BEGIN Page extract

Strengthen the incentive mechanism
The success of these pioneering projects suggests that policies that support public data sharing from the top down, and bottom-up incentives that credit data contributors, are key to enabling wider data-sharing practices in China. More specific actions are needed in policy, management and technological aspects to roll out data-sharing mandates more broadly in the big data era in China.
Specifically, in terms of policies, it is important to have a clear definition of sensitive data and specific rules for Geoscience data sharing limitations and restrictions. In terms of management, the evaluation mechanism should be changed to credit the success of a researcher or grant not only on the basis of publications but also on data availability and the quality of the shared data, and data centres should incentivize data contributors by promoting data publication and citation, and track data use by quantifying the impact of each specific dataset with data-reuse metrics. In terms of technology, the role of data centres needs to change from data warehouses to smart information providers, such as, a platform for analysing geospatial information. In terms of internationalization, encourage the publication of metadata and data in both Chinese and English, and actively participate in international certification, so as to enhance the international influence of China's data center. The key to the implementation of these actions lies in the data center. As a hub in the system of data sharing, data centres play a key role in realizing many of the above proposed actions.

END Page extract
BEGIN Given entries

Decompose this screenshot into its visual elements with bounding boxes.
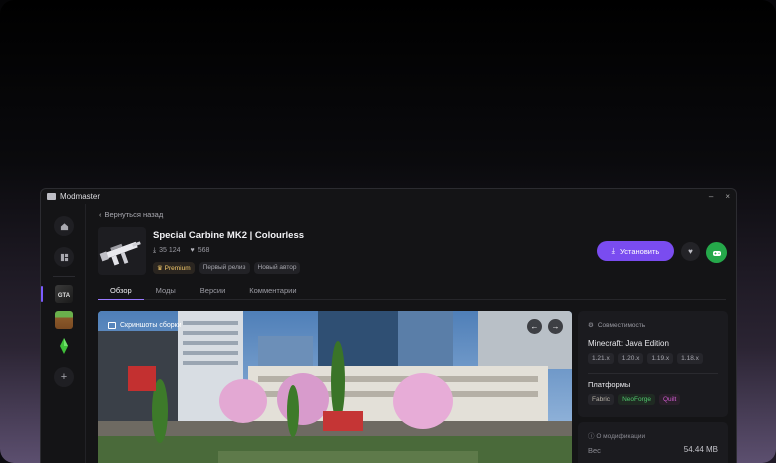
version-chip: 1.21.x: [588, 353, 614, 364]
close-button[interactable]: ×: [725, 192, 730, 201]
tab-overview[interactable]: Обзор: [98, 282, 144, 300]
image-icon: [108, 322, 116, 329]
about-heading-text: О модификации: [596, 433, 646, 440]
gear-icon: ⚙: [588, 322, 594, 329]
tag-first-release: Первый релиз: [198, 262, 250, 274]
favorite-button[interactable]: ♥: [681, 242, 700, 261]
window-controls: – ×: [709, 192, 730, 201]
main-content: ‹ Вернуться назад Special Carbine MK2 | C…: [87, 204, 736, 463]
chevron-left-icon: ‹: [99, 210, 102, 219]
download-icon: ⤓: [153, 247, 157, 254]
tag-label: Premium: [164, 265, 191, 272]
active-indicator: [41, 286, 43, 302]
modpack-stats: ⤓ 35 124 ♥ 568: [153, 247, 209, 255]
modpack-tags: ♛ Premium Первый релиз Новый автор: [153, 262, 301, 274]
crown-icon: ♛: [157, 265, 165, 272]
sidebar-item-sims[interactable]: [55, 337, 73, 355]
compatibility-heading: ⚙ Совместимость: [588, 321, 646, 330]
platform-chips: Fabric NeoForge Quilt: [588, 394, 681, 405]
home-icon[interactable]: [54, 216, 74, 236]
library-icon[interactable]: [54, 247, 74, 267]
screenshot-gallery[interactable]: Скриншоты сборки ← →: [98, 311, 572, 463]
add-game-button[interactable]: +: [54, 367, 74, 387]
back-label: Вернуться назад: [104, 210, 164, 219]
app-window: Modmaster – × GTA + ‹ Вернуться назад Sp…: [40, 188, 737, 463]
panel-divider: [588, 373, 718, 374]
sidebar: GTA +: [41, 204, 86, 463]
tag-premium: ♛ Premium: [153, 262, 195, 274]
platform-fabric: Fabric: [588, 394, 615, 405]
play-button[interactable]: [706, 242, 727, 263]
likes-count: 568: [197, 247, 210, 254]
game-edition-title: Minecraft: Java Edition: [588, 339, 669, 348]
svg-text:GTA: GTA: [58, 293, 71, 299]
heart-icon: ♥: [688, 247, 693, 256]
gallery-screenshot: [98, 311, 572, 463]
weight-label: Вес: [588, 446, 601, 455]
install-button[interactable]: ⤓ Установить: [597, 241, 674, 261]
heart-icon: ♥: [190, 247, 195, 254]
titlebar: Modmaster – ×: [41, 189, 736, 204]
version-chip: 1.20.x: [617, 353, 644, 364]
weight-value: 54.44 MB: [683, 445, 718, 454]
platform-quilt: Quilt: [658, 394, 681, 405]
compatibility-heading-text: Совместимость: [597, 321, 646, 329]
app-title: Modmaster: [60, 192, 101, 201]
platform-neoforge: NeoForge: [618, 394, 655, 405]
tab-versions[interactable]: Версии: [188, 282, 237, 300]
likes-stat: ♥ 568: [191, 247, 210, 255]
gallery-prev-button[interactable]: ←: [527, 319, 542, 334]
tab-bar: Обзор Моды Версии Комментарии: [98, 282, 726, 300]
compatibility-panel: ⚙ Совместимость Minecraft: Java Edition …: [578, 311, 728, 417]
minimize-button[interactable]: –: [709, 192, 713, 201]
tag-new-author: Новый автор: [253, 262, 301, 274]
back-link[interactable]: ‹ Вернуться назад: [99, 210, 163, 219]
sidebar-item-minecraft[interactable]: [55, 311, 73, 329]
modpack-thumbnail: [98, 227, 146, 275]
version-chip: 1.18.x: [677, 353, 703, 364]
tab-mods[interactable]: Моды: [144, 282, 188, 300]
app-logo-icon: [47, 193, 56, 200]
gamepad-icon: [712, 250, 721, 256]
sidebar-divider: [53, 276, 75, 277]
install-label: Установить: [619, 246, 660, 256]
tab-comments[interactable]: Комментарии: [237, 282, 308, 300]
gallery-next-button[interactable]: →: [548, 319, 563, 334]
gallery-label-text: Скриншоты сборки: [120, 322, 182, 329]
about-heading: ⓘ О модификации: [588, 430, 645, 440]
version-chip: 1.19.x: [647, 353, 674, 364]
sidebar-item-gta-v[interactable]: GTA: [55, 285, 73, 303]
version-chips: 1.21.x 1.20.x 1.19.x 1.18.x: [588, 353, 703, 364]
modpack-title: Special Carbine MK2 | Colourless: [153, 230, 305, 241]
downloads-stat: ⤓ 35 124: [153, 247, 181, 255]
gallery-label: Скриншоты сборки: [108, 322, 182, 329]
platforms-heading: Платформы: [588, 380, 631, 389]
download-icon: ⤓: [611, 246, 615, 255]
downloads-count: 35 124: [159, 247, 181, 254]
about-panel: ⓘ О модификации Вес 54.44 MB: [578, 422, 728, 463]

END Given entries

[Stated problem]
List every area that the text on data sharing in China introduces with the words "In terms of". The lines after the text are separate material and are unrelated to it.

[Task answer]
Policies, management, technology, internationalization